Write out the whole listing again, exactly.

___ RECORDS SHOWN

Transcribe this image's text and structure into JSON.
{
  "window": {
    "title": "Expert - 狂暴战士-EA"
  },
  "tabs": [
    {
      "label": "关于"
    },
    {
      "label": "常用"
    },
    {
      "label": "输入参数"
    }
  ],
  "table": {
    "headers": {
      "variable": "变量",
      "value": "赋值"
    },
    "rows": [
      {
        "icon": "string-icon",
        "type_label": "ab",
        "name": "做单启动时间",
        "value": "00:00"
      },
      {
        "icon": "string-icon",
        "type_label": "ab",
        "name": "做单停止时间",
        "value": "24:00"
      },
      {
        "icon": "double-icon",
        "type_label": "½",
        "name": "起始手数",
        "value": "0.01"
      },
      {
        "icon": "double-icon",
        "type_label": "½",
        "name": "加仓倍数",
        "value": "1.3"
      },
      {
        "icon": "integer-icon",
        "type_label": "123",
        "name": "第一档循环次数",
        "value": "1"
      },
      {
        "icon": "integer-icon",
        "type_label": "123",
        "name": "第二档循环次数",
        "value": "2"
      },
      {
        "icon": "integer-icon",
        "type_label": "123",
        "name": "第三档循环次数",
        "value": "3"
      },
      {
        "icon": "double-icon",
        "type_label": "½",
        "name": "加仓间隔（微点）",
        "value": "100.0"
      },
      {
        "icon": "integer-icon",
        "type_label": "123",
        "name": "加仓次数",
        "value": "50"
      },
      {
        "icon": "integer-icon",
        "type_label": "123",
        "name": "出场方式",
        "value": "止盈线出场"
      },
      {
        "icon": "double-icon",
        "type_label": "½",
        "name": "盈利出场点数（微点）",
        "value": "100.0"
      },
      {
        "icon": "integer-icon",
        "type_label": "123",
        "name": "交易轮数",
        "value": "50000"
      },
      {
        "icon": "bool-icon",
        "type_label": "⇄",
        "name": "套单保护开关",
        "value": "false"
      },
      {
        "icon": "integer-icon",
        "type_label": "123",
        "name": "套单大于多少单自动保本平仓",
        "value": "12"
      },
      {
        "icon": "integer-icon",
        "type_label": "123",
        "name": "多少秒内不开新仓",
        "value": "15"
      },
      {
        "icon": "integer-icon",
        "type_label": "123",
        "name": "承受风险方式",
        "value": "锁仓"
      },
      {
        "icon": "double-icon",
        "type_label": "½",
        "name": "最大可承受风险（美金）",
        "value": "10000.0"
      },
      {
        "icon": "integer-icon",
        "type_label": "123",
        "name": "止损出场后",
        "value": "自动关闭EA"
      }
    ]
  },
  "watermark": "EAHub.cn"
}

______

| FINAL RESULT |
Transcribe this image's text and structure into JSON.
{
  "window": {
    "title": "Expert - 狂暴战士-EA"
  },
  "tabs": [
    {
      "label": "关于"
    },
    {
      "label": "常用"
    },
    {
      "label": "输入参数"
    }
  ],
  "table": {
    "headers": {
      "variable": "变量",
      "value": "赋值"
    },
    "rows": [
      {
        "icon": "string-icon",
        "type_label": "ab",
        "name": "做单启动时间",
        "value": "00:00"
      },
      {
        "icon": "string-icon",
        "type_label": "ab",
        "name": "做单停止时间",
        "value": "24:00"
      },
      {
        "icon": "double-icon",
        "type_label": "½",
        "name": "起始手数",
        "value": "0.01"
      },
      {
        "icon": "double-icon",
        "type_label": "½",
        "name": "加仓倍数",
        "value": "1.3"
      },
      {
        "icon": "integer-icon",
        "type_label": "123",
        "name": "第一档循环次数",
        "value": "1"
      },
      {
        "icon": "integer-icon",
        "type_label": "123",
        "name": "第二档循环次数",
        "value": "2"
      },
      {
        "icon": "integer-icon",
        "type_label": "123",
        "name": "第三档循环次数",
        "value": "3"
      },
      {
        "icon": "double-icon",
        "type_label": "½",
        "name": "加仓间隔（微点）",
        "value": "100.0"
      },
      {
        "icon": "integer-icon",
        "type_label": "123",
        "name": "加仓次数",
        "value": "50"
      },
      {
        "icon": "integer-icon",
        "type_label": "123",
        "name": "出场方式",
        "value": "止盈线出场"
      },
      {
        "icon": "double-icon",
        "type_label": "½",
        "name": "盈利出场点数（微点）",
        "value": "100.0"
      },
      {
        "icon": "integer-icon",
        "type_label": "123",
        "name": "交易轮数",
        "value": "50000"
      },
      {
        "icon": "bool-icon",
        "type_label": "⇄",
        "name": "套单保护开关",
        "value": "false"
      },
      {
        "icon": "integer-icon",
        "type_label": "123",
        "name": "套单大于多少单自动保本平仓",
        "value": "12"
      },
      {
        "icon": "integer-icon",
        "type_label": "123",
        "name": "多少秒内不开新仓",
        "value": "15"
      },
      {
        "icon": "integer-icon",
        "type_label": "123",
        "name": "承受风险方式",
        "value": "锁仓"
      },
      {
        "icon": "double-icon",
        "type_label": "½",
        "name": "最大可承受风险（美金）",
        "value": "10000.0"
      },
      {
        "icon": "integer-icon",
        "type_label": "123",
        "name": "止损出场后",
        "value": "自动关闭EA"
      }
    ]
  },
  "watermark": "EAHub.cn"
}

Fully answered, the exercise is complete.